Repeat the records exactly. Every line must match.

** Begin **

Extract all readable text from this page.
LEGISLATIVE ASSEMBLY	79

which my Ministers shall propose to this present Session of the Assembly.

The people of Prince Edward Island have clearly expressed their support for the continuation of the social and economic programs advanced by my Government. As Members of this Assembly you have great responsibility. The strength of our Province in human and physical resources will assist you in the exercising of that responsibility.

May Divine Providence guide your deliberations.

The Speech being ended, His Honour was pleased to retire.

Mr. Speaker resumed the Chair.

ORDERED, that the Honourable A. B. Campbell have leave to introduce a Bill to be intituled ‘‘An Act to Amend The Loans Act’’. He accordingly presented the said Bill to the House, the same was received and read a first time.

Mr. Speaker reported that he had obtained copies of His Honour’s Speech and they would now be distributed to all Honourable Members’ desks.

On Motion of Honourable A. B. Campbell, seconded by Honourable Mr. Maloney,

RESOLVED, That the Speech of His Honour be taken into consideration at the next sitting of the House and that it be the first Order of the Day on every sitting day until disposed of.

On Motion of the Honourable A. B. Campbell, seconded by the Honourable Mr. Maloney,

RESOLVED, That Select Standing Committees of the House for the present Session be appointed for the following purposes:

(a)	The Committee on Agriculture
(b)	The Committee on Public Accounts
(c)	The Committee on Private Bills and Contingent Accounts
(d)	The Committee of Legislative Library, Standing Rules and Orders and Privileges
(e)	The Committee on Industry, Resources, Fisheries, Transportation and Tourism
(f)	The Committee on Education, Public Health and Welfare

** End **

**EXERCISE SOLUTION**:
Extract all readable text from this page.
LEGISLATIVE ASSEMBLY	79

which my Ministers shall propose to this present Session of the Assembly.

The people of Prince Edward Island have clearly expressed their support for the continuation of the social and economic programs advanced by my Government. As Members of this Assembly you have great responsibility. The strength of our Province in human and physical resources will assist you in the exercising of that responsibility.

May Divine Providence guide your deliberations.

The Speech being ended, His Honour was pleased to retire.

Mr. Speaker resumed the Chair.

ORDERED, that the Honourable A. B. Campbell have leave to introduce a Bill to be intituled ‘‘An Act to Amend The Loans Act’’. He accordingly presented the said Bill to the House, the same was received and read a first time.

Mr. Speaker reported that he had obtained copies of His Honour’s Speech and they would now be distributed to all Honourable Members’ desks.

On Motion of Honourable A. B. Campbell, seconded by Honourable Mr. Maloney,

RESOLVED, That the Speech of His Honour be taken into consideration at the next sitting of the House and that it be the first Order of the Day on every sitting day until disposed of.

On Motion of the Honourable A. B. Campbell, seconded by the Honourable Mr. Maloney,

RESOLVED, That Select Standing Committees of the House for the present Session be appointed for the following purposes:

(a)	The Committee on Agriculture
(b)	The Committee on Public Accounts
(c)	The Committee on Private Bills and Contingent Accounts
(d)	The Committee of Legislative Library, Standing Rules and Orders and Privileges
(e)	The Committee on Industry, Resources, Fisheries, Transportation and Tourism
(f)	The Committee on Education, Public Health and Welfare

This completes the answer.